→ **Written instruction**: Answer with the number of lines in the listing below that contain the word "Hinds", and nothing else.

Collection entries:
** START **
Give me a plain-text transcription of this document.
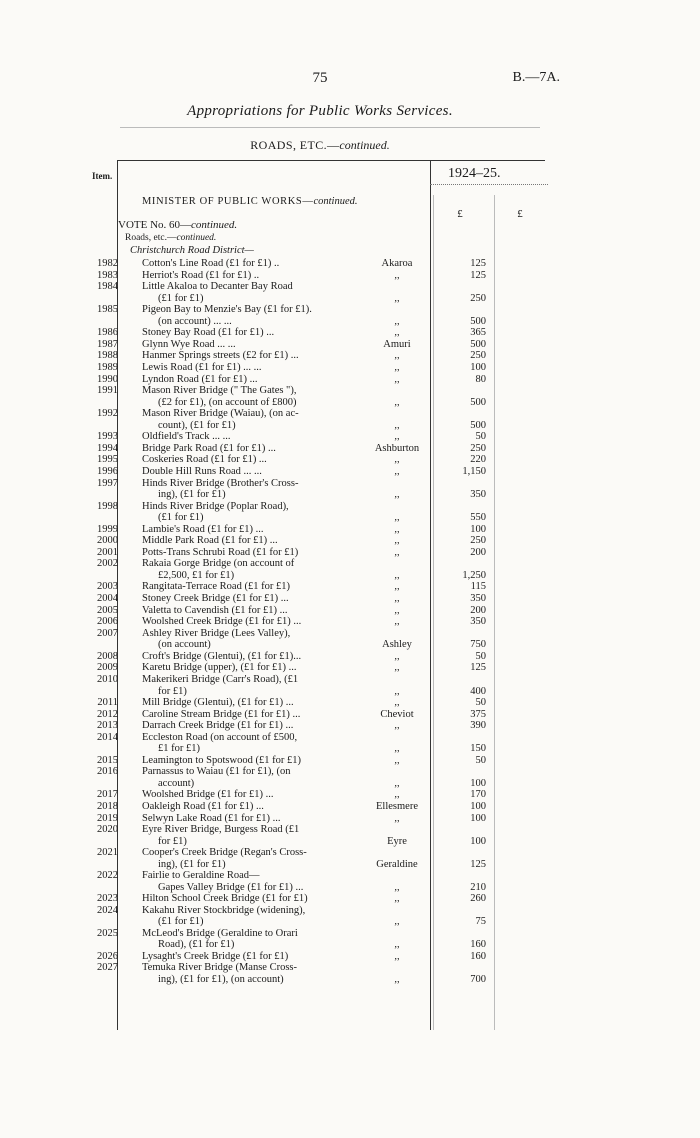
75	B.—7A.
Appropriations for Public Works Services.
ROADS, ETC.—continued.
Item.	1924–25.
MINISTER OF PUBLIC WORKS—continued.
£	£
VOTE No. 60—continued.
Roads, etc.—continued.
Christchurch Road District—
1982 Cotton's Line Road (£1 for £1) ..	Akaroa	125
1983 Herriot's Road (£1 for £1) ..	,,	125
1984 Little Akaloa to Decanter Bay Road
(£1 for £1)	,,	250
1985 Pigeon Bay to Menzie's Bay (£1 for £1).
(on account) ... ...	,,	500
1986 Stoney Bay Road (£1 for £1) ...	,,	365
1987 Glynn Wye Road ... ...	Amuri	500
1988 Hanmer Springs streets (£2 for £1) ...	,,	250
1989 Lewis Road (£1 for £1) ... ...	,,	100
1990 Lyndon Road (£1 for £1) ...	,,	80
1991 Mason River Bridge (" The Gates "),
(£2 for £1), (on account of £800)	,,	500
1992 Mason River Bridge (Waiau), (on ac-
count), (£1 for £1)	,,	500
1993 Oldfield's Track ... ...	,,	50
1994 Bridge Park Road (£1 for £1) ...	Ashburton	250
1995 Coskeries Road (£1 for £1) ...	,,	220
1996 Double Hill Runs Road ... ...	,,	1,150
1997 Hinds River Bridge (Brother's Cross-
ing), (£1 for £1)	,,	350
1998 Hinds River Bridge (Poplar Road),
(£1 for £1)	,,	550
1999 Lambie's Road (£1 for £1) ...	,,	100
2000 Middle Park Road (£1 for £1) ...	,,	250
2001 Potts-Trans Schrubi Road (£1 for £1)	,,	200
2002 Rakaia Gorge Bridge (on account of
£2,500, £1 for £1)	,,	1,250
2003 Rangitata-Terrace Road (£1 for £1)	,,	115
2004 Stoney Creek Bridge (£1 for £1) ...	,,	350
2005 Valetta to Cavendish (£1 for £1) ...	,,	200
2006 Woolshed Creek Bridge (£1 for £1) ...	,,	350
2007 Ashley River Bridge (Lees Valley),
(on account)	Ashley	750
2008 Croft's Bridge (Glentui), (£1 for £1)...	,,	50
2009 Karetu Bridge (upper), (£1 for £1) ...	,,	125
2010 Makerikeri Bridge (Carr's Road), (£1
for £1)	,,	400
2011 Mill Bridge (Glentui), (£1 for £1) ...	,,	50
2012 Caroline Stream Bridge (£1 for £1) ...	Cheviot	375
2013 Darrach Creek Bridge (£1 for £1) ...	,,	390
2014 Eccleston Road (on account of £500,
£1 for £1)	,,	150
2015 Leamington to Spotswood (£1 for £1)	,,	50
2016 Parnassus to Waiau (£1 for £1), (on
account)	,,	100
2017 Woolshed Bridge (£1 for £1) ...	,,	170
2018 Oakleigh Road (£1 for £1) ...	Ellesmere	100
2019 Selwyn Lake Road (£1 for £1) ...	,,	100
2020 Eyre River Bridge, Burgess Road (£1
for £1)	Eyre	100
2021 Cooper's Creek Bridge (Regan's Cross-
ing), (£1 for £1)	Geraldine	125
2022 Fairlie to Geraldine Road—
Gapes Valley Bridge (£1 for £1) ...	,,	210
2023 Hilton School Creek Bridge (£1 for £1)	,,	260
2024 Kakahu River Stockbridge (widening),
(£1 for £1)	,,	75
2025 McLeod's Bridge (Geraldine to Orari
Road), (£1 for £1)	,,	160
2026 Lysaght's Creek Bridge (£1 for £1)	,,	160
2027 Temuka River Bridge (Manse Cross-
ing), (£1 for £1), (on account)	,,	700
** END **
** START **
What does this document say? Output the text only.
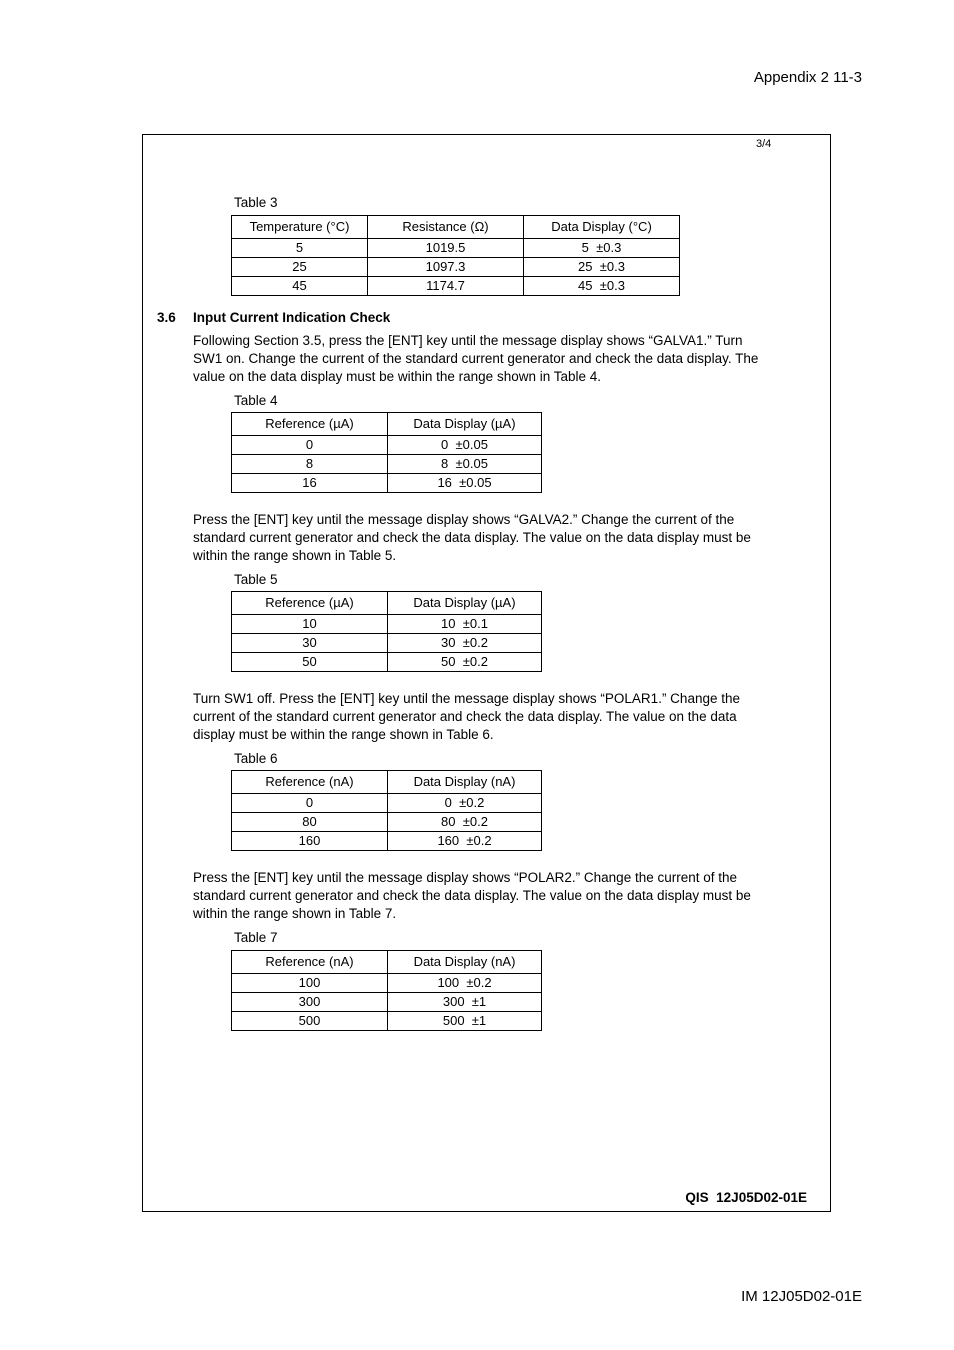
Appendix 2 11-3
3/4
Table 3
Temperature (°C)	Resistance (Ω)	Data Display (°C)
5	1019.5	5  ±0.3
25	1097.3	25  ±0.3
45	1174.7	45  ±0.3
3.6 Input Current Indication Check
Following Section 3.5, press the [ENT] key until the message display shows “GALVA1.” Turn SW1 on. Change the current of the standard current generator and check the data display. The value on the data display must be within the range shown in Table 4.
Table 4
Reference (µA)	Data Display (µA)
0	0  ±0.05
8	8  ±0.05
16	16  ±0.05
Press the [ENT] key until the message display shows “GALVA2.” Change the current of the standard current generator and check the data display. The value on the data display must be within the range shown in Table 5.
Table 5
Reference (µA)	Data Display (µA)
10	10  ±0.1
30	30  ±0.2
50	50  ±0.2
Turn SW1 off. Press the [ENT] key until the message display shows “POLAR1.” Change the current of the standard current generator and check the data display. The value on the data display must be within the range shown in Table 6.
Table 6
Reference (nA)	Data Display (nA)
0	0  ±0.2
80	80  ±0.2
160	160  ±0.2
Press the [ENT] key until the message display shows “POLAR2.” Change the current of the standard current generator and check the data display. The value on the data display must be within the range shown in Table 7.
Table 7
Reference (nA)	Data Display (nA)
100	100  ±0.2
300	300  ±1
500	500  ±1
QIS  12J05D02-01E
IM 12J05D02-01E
** END **
→ **Solution**: 2